* Begin Records provided *

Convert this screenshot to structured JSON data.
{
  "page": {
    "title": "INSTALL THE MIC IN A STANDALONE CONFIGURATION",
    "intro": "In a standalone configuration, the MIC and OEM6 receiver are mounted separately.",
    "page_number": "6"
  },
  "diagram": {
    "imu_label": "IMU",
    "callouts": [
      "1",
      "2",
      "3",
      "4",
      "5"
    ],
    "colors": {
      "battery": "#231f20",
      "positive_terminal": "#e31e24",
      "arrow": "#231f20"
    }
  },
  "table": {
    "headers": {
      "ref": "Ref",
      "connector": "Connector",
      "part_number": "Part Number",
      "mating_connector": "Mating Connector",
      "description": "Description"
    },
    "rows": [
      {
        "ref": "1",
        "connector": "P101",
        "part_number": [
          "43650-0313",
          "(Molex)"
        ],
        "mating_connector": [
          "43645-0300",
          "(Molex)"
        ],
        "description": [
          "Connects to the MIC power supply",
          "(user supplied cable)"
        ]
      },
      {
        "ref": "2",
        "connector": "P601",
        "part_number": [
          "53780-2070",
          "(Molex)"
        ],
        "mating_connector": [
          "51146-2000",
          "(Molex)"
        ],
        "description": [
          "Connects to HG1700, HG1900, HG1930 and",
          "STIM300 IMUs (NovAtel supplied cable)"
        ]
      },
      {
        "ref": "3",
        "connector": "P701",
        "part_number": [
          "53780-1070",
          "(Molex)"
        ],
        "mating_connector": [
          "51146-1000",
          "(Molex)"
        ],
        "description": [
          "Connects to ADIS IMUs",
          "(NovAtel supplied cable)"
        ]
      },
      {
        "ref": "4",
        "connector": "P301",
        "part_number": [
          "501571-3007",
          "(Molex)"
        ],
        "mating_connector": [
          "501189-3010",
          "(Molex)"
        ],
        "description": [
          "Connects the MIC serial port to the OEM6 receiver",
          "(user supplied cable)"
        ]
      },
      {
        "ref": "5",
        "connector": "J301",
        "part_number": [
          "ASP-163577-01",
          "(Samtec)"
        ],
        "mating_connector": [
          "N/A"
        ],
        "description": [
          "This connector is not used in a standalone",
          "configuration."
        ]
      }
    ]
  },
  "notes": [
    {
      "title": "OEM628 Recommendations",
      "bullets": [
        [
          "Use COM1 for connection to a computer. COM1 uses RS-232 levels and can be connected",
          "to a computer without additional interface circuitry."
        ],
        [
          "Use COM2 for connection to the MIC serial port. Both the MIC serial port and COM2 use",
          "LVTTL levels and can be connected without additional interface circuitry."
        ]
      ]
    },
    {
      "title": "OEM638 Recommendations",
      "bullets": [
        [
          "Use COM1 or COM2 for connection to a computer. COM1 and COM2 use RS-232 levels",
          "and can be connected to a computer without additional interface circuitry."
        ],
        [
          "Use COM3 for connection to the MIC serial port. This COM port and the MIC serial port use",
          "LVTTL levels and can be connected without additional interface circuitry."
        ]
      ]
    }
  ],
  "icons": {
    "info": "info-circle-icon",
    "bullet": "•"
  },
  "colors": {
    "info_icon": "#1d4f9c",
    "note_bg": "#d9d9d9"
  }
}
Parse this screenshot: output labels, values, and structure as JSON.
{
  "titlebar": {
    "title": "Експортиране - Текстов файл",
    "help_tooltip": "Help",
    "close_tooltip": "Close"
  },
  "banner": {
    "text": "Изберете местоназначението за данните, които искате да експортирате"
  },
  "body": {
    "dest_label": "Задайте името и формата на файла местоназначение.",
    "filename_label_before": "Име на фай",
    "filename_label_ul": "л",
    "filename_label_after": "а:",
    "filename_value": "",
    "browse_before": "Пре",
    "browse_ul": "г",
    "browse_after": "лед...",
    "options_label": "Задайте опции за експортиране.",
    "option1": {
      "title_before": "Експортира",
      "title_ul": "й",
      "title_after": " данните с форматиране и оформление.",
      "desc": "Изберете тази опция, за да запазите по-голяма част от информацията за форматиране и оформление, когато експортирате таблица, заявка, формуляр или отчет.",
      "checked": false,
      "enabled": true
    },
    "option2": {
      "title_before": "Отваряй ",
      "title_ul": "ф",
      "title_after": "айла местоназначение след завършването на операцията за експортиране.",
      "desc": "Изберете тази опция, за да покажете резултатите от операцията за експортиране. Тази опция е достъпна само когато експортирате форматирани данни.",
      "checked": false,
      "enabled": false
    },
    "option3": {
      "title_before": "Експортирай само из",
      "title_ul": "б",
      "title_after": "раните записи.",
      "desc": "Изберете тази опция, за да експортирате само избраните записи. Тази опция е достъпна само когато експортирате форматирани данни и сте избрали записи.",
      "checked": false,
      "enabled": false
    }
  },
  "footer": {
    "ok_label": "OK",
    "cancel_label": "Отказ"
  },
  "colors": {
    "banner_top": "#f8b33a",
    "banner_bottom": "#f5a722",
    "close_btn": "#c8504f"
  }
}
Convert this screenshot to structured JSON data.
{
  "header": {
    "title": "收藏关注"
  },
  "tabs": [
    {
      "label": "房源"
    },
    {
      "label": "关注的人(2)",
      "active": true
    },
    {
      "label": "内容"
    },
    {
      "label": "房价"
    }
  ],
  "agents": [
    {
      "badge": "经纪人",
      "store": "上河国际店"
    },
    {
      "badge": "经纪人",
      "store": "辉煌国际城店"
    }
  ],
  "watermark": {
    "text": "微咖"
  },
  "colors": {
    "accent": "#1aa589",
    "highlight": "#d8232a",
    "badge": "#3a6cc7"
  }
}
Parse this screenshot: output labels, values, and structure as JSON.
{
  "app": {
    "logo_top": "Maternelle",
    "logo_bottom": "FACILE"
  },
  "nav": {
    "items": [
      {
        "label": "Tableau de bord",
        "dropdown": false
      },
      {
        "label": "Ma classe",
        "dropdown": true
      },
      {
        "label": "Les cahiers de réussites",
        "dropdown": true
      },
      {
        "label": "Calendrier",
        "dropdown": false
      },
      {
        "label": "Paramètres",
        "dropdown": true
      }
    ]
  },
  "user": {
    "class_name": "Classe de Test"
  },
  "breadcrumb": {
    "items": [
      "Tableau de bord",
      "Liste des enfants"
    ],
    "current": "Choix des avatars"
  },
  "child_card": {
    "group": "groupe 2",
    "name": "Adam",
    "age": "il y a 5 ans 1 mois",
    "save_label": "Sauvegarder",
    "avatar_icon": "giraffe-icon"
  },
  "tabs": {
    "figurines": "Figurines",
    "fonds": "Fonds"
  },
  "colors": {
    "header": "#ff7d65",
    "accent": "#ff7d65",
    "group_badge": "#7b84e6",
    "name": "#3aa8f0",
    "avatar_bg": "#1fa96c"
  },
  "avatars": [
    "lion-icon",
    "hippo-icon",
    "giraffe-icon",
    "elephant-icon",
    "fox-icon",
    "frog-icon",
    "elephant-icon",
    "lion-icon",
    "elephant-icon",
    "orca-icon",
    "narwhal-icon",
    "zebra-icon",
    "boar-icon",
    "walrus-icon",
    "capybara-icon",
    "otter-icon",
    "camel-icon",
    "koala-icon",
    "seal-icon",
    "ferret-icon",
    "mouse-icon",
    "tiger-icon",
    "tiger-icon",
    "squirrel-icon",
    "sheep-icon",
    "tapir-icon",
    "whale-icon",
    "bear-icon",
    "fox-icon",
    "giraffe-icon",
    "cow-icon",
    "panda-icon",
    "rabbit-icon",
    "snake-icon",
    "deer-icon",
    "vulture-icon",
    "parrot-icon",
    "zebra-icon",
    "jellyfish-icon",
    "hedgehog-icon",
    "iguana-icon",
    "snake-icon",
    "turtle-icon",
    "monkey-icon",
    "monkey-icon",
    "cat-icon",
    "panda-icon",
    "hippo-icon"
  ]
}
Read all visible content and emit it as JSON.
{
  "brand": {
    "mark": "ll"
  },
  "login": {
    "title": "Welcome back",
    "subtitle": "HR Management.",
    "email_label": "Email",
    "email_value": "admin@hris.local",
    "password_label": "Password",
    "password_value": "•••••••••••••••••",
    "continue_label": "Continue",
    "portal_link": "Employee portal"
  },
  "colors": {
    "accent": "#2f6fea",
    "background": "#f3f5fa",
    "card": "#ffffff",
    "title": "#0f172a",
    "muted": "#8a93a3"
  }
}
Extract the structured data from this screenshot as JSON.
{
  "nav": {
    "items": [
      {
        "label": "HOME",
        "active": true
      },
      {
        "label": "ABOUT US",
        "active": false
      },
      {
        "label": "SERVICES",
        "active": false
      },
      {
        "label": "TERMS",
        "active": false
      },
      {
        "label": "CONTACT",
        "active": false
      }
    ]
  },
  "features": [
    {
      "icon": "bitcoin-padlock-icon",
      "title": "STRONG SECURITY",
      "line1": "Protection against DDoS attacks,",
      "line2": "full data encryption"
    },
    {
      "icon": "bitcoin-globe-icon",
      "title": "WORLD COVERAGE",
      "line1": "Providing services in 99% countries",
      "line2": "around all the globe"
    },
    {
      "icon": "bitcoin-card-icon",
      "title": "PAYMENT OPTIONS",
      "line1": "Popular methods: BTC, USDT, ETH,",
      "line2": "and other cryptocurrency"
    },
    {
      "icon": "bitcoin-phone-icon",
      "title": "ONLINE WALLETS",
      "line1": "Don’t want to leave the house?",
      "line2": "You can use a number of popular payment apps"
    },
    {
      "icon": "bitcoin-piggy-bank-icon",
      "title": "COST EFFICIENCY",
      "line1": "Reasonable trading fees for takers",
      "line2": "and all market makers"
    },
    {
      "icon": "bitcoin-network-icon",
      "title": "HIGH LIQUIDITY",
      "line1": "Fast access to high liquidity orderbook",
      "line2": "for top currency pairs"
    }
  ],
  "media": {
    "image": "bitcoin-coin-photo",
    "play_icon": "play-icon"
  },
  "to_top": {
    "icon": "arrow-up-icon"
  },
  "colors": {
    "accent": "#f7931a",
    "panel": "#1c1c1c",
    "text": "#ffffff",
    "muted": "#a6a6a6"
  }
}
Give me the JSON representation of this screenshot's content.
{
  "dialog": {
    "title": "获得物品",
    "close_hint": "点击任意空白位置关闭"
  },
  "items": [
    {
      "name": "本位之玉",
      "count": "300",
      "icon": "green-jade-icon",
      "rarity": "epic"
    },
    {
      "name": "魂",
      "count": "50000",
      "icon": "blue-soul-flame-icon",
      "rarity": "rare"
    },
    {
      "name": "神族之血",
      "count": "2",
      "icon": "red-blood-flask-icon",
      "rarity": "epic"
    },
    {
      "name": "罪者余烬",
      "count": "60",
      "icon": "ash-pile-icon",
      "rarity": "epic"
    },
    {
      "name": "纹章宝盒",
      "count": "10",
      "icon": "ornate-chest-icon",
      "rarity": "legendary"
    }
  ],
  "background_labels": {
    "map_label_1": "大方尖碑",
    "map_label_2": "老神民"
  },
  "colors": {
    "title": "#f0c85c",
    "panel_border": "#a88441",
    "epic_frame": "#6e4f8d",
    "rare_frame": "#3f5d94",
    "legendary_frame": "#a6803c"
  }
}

* End Records provided *

Collect every line with the string "достъпна" from the records, and copy each.

__The completed task__
      "desc": "Изберете тази опция, за да покажете резултатите от операцията за експортиране. Тази опция е достъпна само когато експортирате форматирани данни.",
      "desc": "Изберете тази опция, за да експортирате само избраните записи. Тази опция е достъпна само когато експортирате форматирани данни и сте избрали записи.",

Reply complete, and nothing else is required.